PROBLEM REQUIREMENTS: Omit every picture and return the rest of the data unaltered.

AVAILABLE RECORDS:

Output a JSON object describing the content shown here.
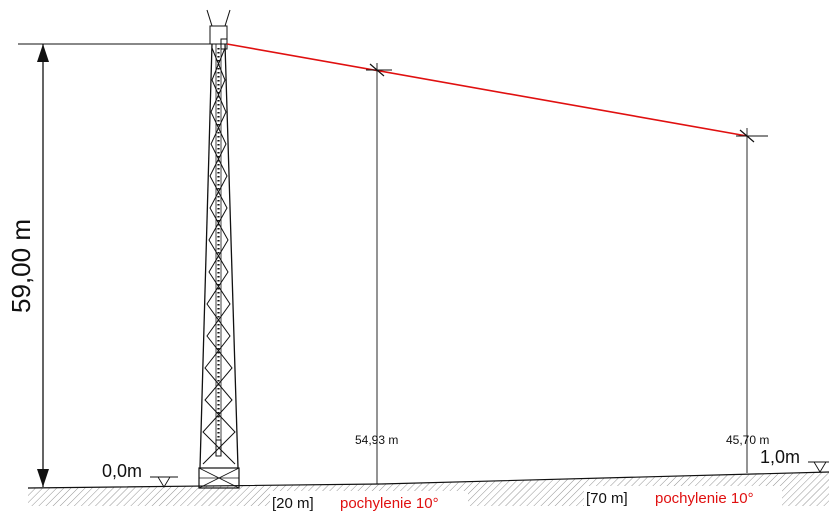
{
  "diagram": {
    "height_label": "59,00 m",
    "left_level_label": "0,0m",
    "right_level_label": "1,0m",
    "distance_20": "[20 m]",
    "distance_70": "[70 m]",
    "slope_label_1": "pochylenie 10°",
    "slope_label_2": "pochylenie 10°",
    "dim_20_label": "54,93 m",
    "dim_70_label": "45,70 m"
  },
  "colors": {
    "line": "#111111",
    "beam": "#e01010",
    "hatch": "#777777"
  }
}
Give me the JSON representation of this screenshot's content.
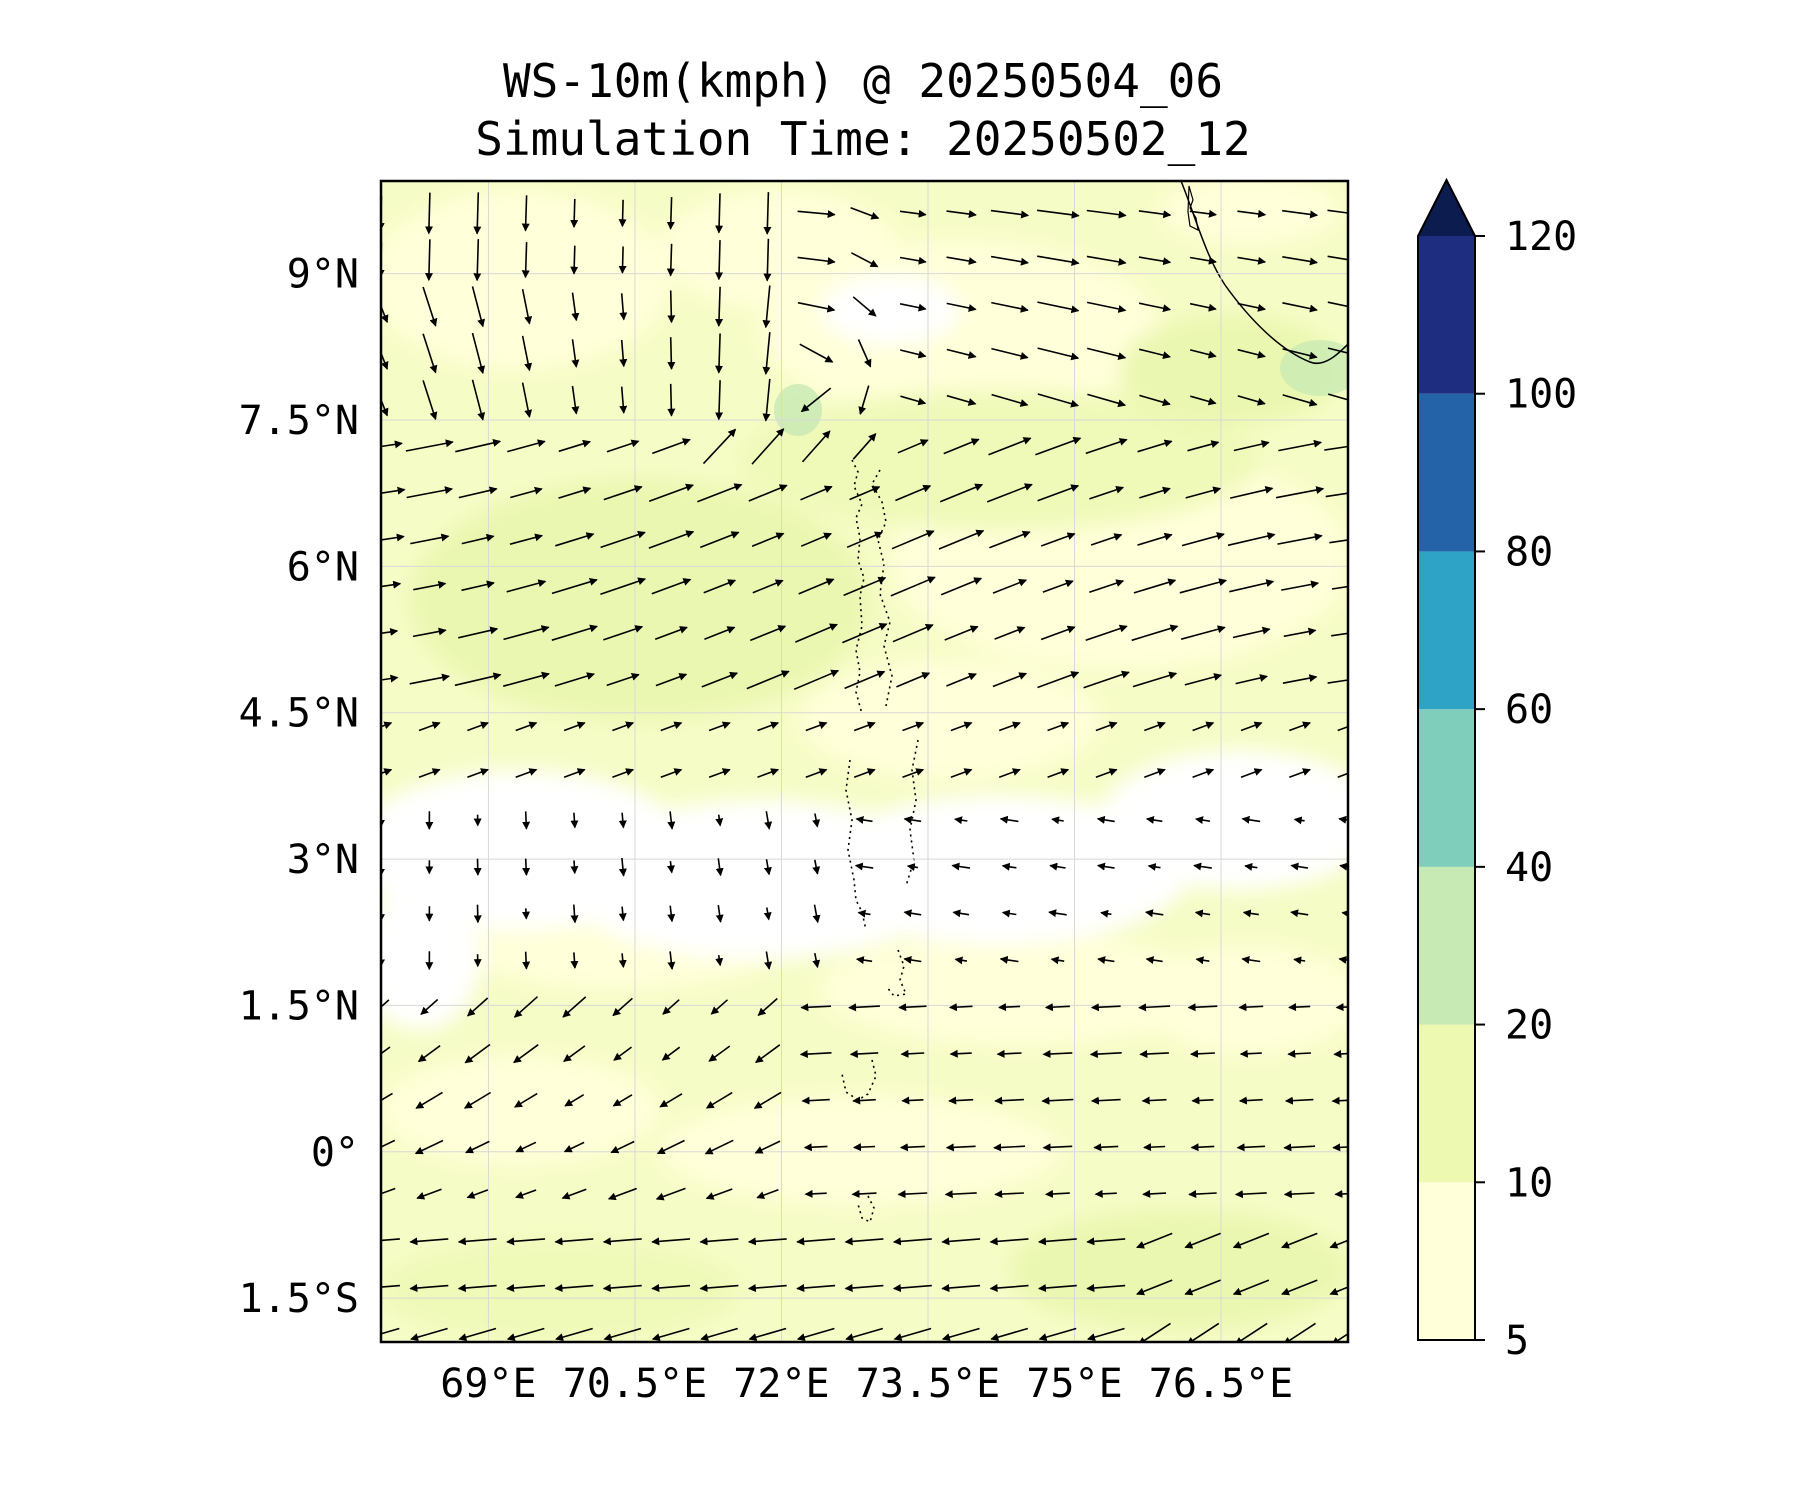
{
  "title": {
    "line1": "WS-10m(kmph) @ 20250504_06",
    "line2": "Simulation Time: 20250502_12"
  },
  "map": {
    "lon_range": [
      67.9,
      77.8
    ],
    "lat_range": [
      -1.95,
      9.95
    ],
    "x_ticks": [
      {
        "value": 69,
        "label": "69°E"
      },
      {
        "value": 70.5,
        "label": "70.5°E"
      },
      {
        "value": 72,
        "label": "72°E"
      },
      {
        "value": 73.5,
        "label": "73.5°E"
      },
      {
        "value": 75,
        "label": "75°E"
      },
      {
        "value": 76.5,
        "label": "76.5°E"
      }
    ],
    "y_ticks": [
      {
        "value": 9,
        "label": "9°N"
      },
      {
        "value": 7.5,
        "label": "7.5°N"
      },
      {
        "value": 6,
        "label": "6°N"
      },
      {
        "value": 4.5,
        "label": "4.5°N"
      },
      {
        "value": 3,
        "label": "3°N"
      },
      {
        "value": 1.5,
        "label": "1.5°N"
      },
      {
        "value": 0,
        "label": "0°"
      },
      {
        "value": -1.5,
        "label": "1.5°S"
      }
    ],
    "gridlines": true
  },
  "colorbar": {
    "levels": [
      5,
      10,
      20,
      40,
      60,
      80,
      100,
      120
    ],
    "colors": [
      "#ffffd9",
      "#edf8b1",
      "#c7e9b4",
      "#7fcdbb",
      "#2fa3c6",
      "#2563a8",
      "#1e2d80"
    ],
    "extend_color": "#0c1c4e",
    "extend": "max",
    "labels": [
      "5",
      "10",
      "20",
      "40",
      "60",
      "80",
      "100",
      "120"
    ]
  },
  "colors": {
    "calm": "#ffffff",
    "light": "#ffffd9",
    "moderate": "#edf8b1",
    "fresh": "#c7e9b4"
  }
}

SOLUTION FOR THIS PROBLEM:
Output a JSON object describing the content shown here.
{
  "diagram": {
    "height_label": "59,00 m",
    "left_level_label": "0,0m",
    "right_level_label": "1,0m",
    "distance_20": "[20 m]",
    "distance_70": "[70 m]",
    "slope_label_1": "pochylenie 10°",
    "slope_label_2": "pochylenie 10°",
    "dim_20_label": "54,93 m",
    "dim_70_label": "45,70 m"
  },
  "colors": {
    "line": "#111111",
    "beam": "#e01010",
    "hatch": "#777777"
  }
}
Give me the JSON representation of this screenshot's content.
{
  "title": {
    "line1": "WS-10m(kmph) @ 20250504_06",
    "line2": "Simulation Time: 20250502_12"
  },
  "map": {
    "lon_range": [
      67.9,
      77.8
    ],
    "lat_range": [
      -1.95,
      9.95
    ],
    "x_ticks": [
      {
        "value": 69,
        "label": "69°E"
      },
      {
        "value": 70.5,
        "label": "70.5°E"
      },
      {
        "value": 72,
        "label": "72°E"
      },
      {
        "value": 73.5,
        "label": "73.5°E"
      },
      {
        "value": 75,
        "label": "75°E"
      },
      {
        "value": 76.5,
        "label": "76.5°E"
      }
    ],
    "y_ticks": [
      {
        "value": 9,
        "label": "9°N"
      },
      {
        "value": 7.5,
        "label": "7.5°N"
      },
      {
        "value": 6,
        "label": "6°N"
      },
      {
        "value": 4.5,
        "label": "4.5°N"
      },
      {
        "value": 3,
        "label": "3°N"
      },
      {
        "value": 1.5,
        "label": "1.5°N"
      },
      {
        "value": 0,
        "label": "0°"
      },
      {
        "value": -1.5,
        "label": "1.5°S"
      }
    ],
    "gridlines": true
  },
  "colorbar": {
    "levels": [
      5,
      10,
      20,
      40,
      60,
      80,
      100,
      120
    ],
    "colors": [
      "#ffffd9",
      "#edf8b1",
      "#c7e9b4",
      "#7fcdbb",
      "#2fa3c6",
      "#2563a8",
      "#1e2d80"
    ],
    "extend_color": "#0c1c4e",
    "extend": "max",
    "labels": [
      "5",
      "10",
      "20",
      "40",
      "60",
      "80",
      "100",
      "120"
    ]
  },
  "colors": {
    "calm": "#ffffff",
    "light": "#ffffd9",
    "moderate": "#edf8b1",
    "fresh": "#c7e9b4"
  }
}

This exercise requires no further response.